Task objective: Return every entry below word for word and leave out any picture.

[Records contained in a dataset]
<<<<
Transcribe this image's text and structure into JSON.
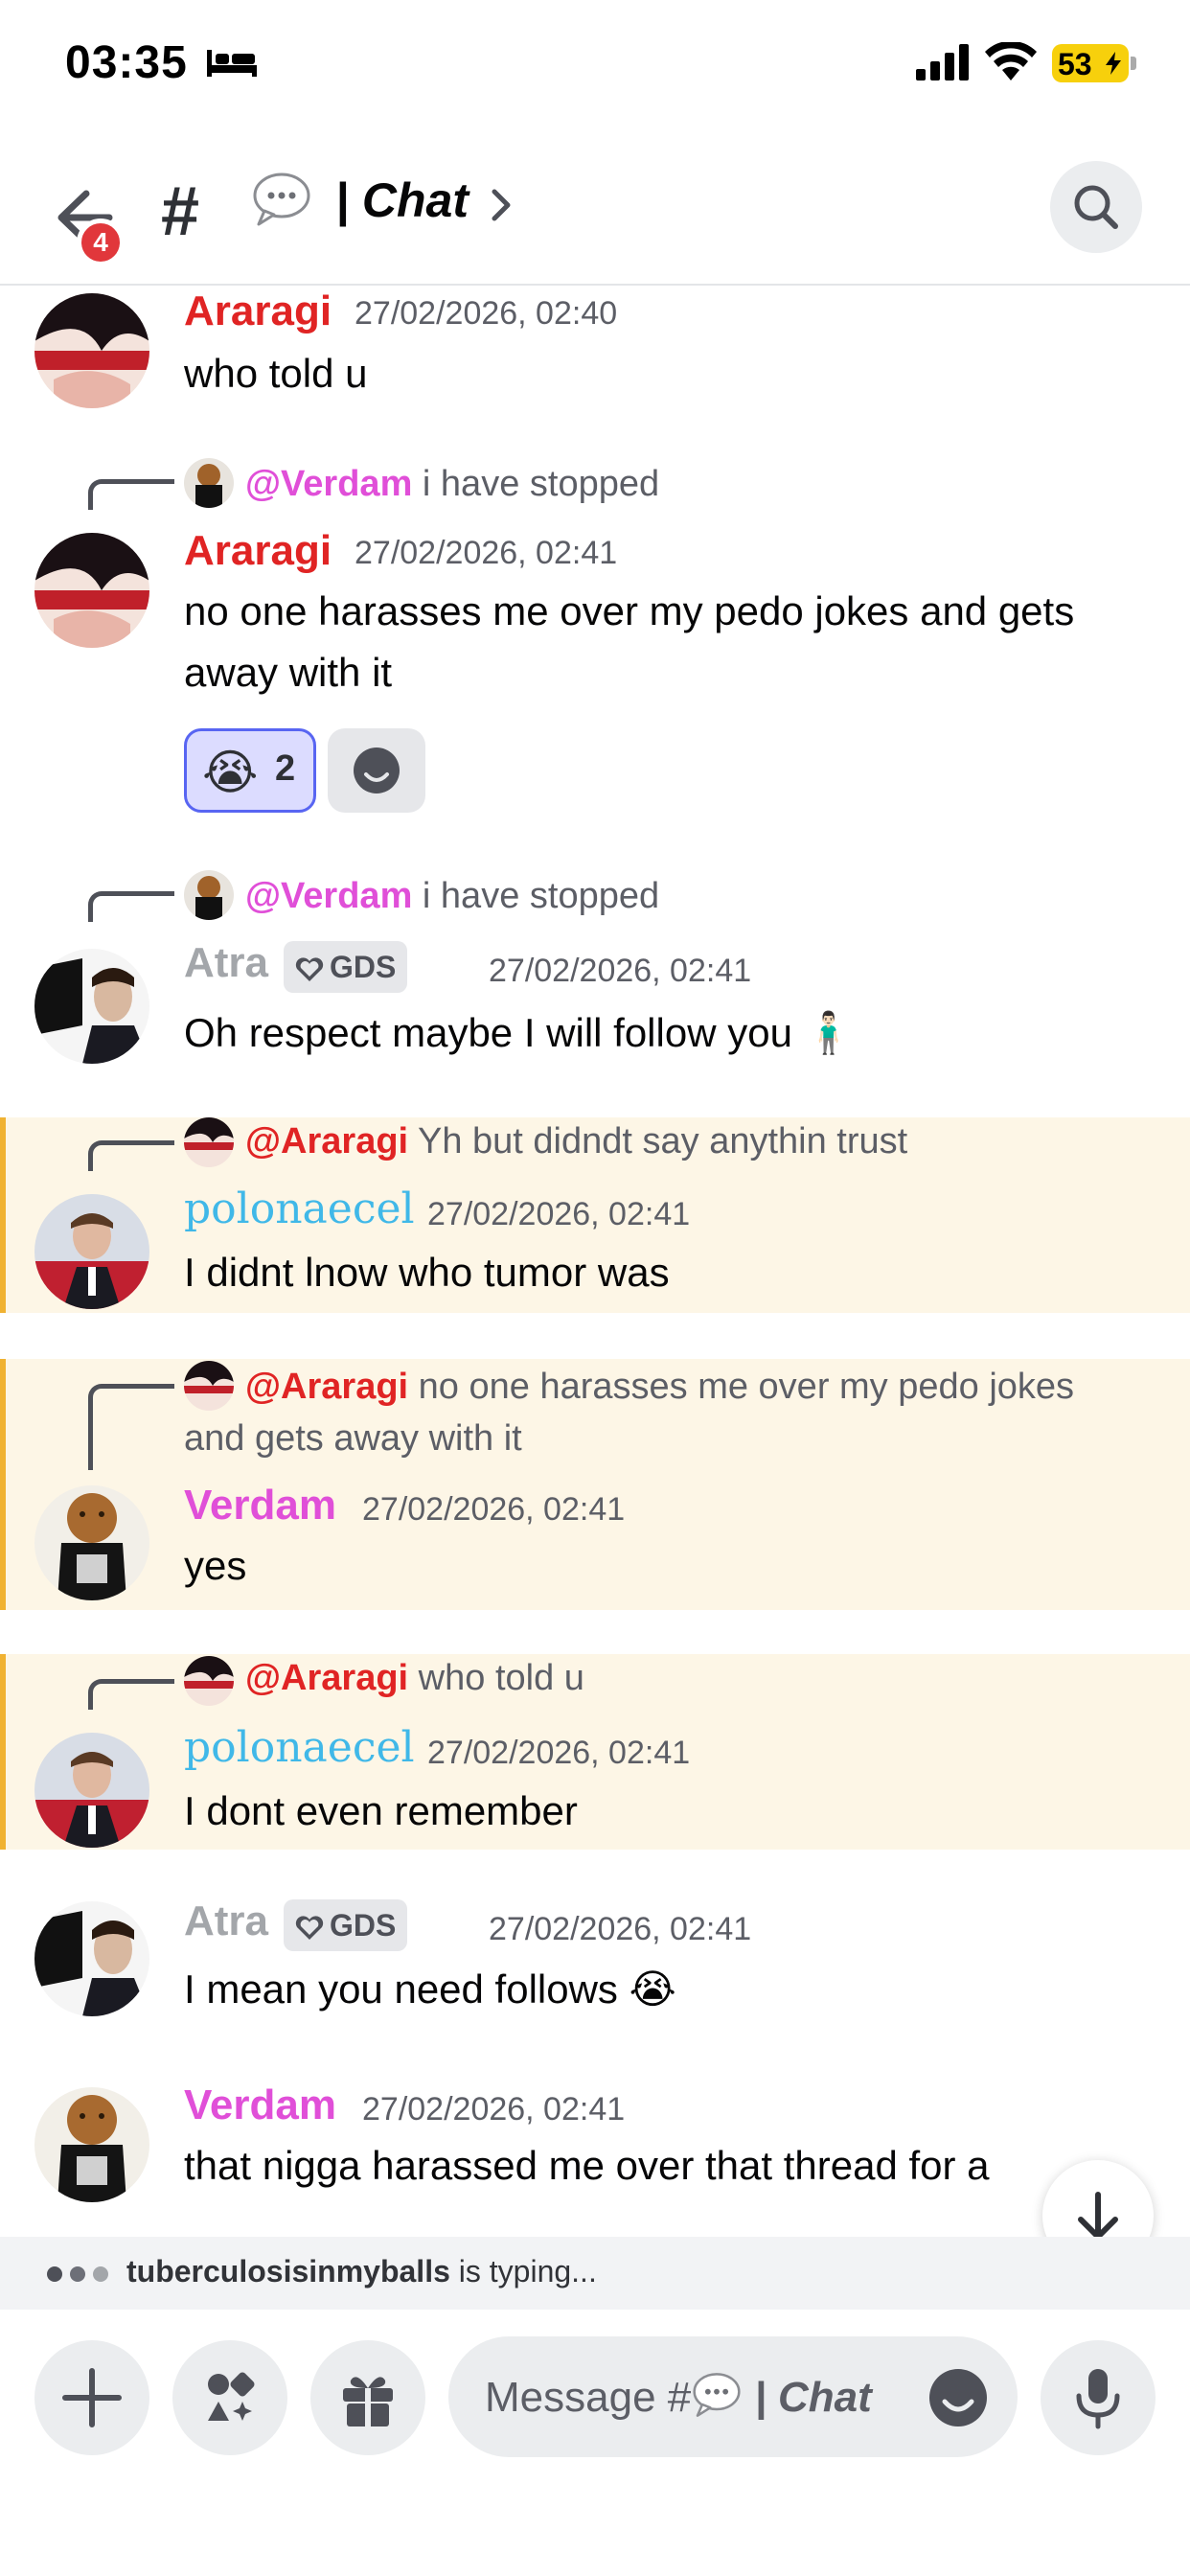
{
  "status_bar": {
    "time": "03:35",
    "battery": "53"
  },
  "header": {
    "title": "| Chat",
    "notification_count": "4",
    "hash": "#"
  },
  "messages": [
    {
      "author": "Araragi",
      "time": "27/02/2026, 02:40",
      "text": "who told u"
    },
    {
      "reply_to": "@Verdam",
      "reply_text": "i have stopped",
      "author": "Araragi",
      "time": "27/02/2026, 02:41",
      "text": "no one harasses me over my pedo jokes and gets away with it",
      "reaction_emoji": "😭",
      "reaction_count": "2"
    },
    {
      "reply_to": "@Verdam",
      "reply_text": "i have stopped",
      "author": "Atra",
      "tag": "GDS",
      "time": "27/02/2026, 02:41",
      "text": "Oh respect maybe I will follow you 🧍🏻‍♂️"
    },
    {
      "reply_to": "@Araragi",
      "reply_text": "Yh but didndt say anythin trust",
      "author": "polonaecel",
      "time": "27/02/2026, 02:41",
      "text": "I didnt lnow who tumor was"
    },
    {
      "reply_to": "@Araragi",
      "reply_text": "no one harasses me over my pedo jokes and gets away with it",
      "author": "Verdam",
      "time": "27/02/2026, 02:41",
      "text": "yes"
    },
    {
      "reply_to": "@Araragi",
      "reply_text": "who told u",
      "author": "polonaecel",
      "time": "27/02/2026, 02:41",
      "text": "I dont even remember"
    },
    {
      "author": "Atra",
      "tag": "GDS",
      "time": "27/02/2026, 02:41",
      "text": "I mean you need follows 😭"
    },
    {
      "author": "Verdam",
      "time": "27/02/2026, 02:41",
      "text": "that nigga harassed me over that thread for a"
    }
  ],
  "typing": {
    "user": "tuberculosisinmyballs",
    "suffix": "is typing..."
  },
  "composer": {
    "placeholder_prefix": "Message #",
    "placeholder_channel": "| Chat"
  },
  "colors": {
    "araragi": "#e02424",
    "verdam": "#e04fd8",
    "atra": "#a3a6aa",
    "polonaecel": "#40b8e8",
    "mention_bg": "#fdf6e6",
    "mention_bar": "#f0b232",
    "blurple": "#5865f2"
  },
  "icons": [
    "bed-icon",
    "signal-icon",
    "wifi-icon",
    "back-arrow-icon",
    "hash-icon",
    "speech-bubble-icon",
    "chevron-right-icon",
    "search-icon",
    "heart-icon",
    "add-reaction-icon",
    "arrow-down-icon",
    "plus-icon",
    "apps-icon",
    "gift-icon",
    "emoji-icon",
    "microphone-icon"
  ]
}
>>>>
Written response:
Transcribe this image's text and structure into JSON.
{
  "status_bar": {
    "time": "03:35",
    "battery": "53"
  },
  "header": {
    "title": "| Chat",
    "notification_count": "4",
    "hash": "#"
  },
  "messages": [
    {
      "author": "Araragi",
      "time": "27/02/2026, 02:40",
      "text": "who told u"
    },
    {
      "reply_to": "@Verdam",
      "reply_text": "i have stopped",
      "author": "Araragi",
      "time": "27/02/2026, 02:41",
      "text": "no one harasses me over my pedo jokes and gets away with it",
      "reaction_emoji": "😭",
      "reaction_count": "2"
    },
    {
      "reply_to": "@Verdam",
      "reply_text": "i have stopped",
      "author": "Atra",
      "tag": "GDS",
      "time": "27/02/2026, 02:41",
      "text": "Oh respect maybe I will follow you 🧍🏻‍♂️"
    },
    {
      "reply_to": "@Araragi",
      "reply_text": "Yh but didndt say anythin trust",
      "author": "polonaecel",
      "time": "27/02/2026, 02:41",
      "text": "I didnt lnow who tumor was"
    },
    {
      "reply_to": "@Araragi",
      "reply_text": "no one harasses me over my pedo jokes and gets away with it",
      "author": "Verdam",
      "time": "27/02/2026, 02:41",
      "text": "yes"
    },
    {
      "reply_to": "@Araragi",
      "reply_text": "who told u",
      "author": "polonaecel",
      "time": "27/02/2026, 02:41",
      "text": "I dont even remember"
    },
    {
      "author": "Atra",
      "tag": "GDS",
      "time": "27/02/2026, 02:41",
      "text": "I mean you need follows 😭"
    },
    {
      "author": "Verdam",
      "time": "27/02/2026, 02:41",
      "text": "that nigga harassed me over that thread for a"
    }
  ],
  "typing": {
    "user": "tuberculosisinmyballs",
    "suffix": "is typing..."
  },
  "composer": {
    "placeholder_prefix": "Message #",
    "placeholder_channel": "| Chat"
  },
  "colors": {
    "araragi": "#e02424",
    "verdam": "#e04fd8",
    "atra": "#a3a6aa",
    "polonaecel": "#40b8e8",
    "mention_bg": "#fdf6e6",
    "mention_bar": "#f0b232",
    "blurple": "#5865f2"
  },
  "icons": [
    "bed-icon",
    "signal-icon",
    "wifi-icon",
    "back-arrow-icon",
    "hash-icon",
    "speech-bubble-icon",
    "chevron-right-icon",
    "search-icon",
    "heart-icon",
    "add-reaction-icon",
    "arrow-down-icon",
    "plus-icon",
    "apps-icon",
    "gift-icon",
    "emoji-icon",
    "microphone-icon"
  ]
}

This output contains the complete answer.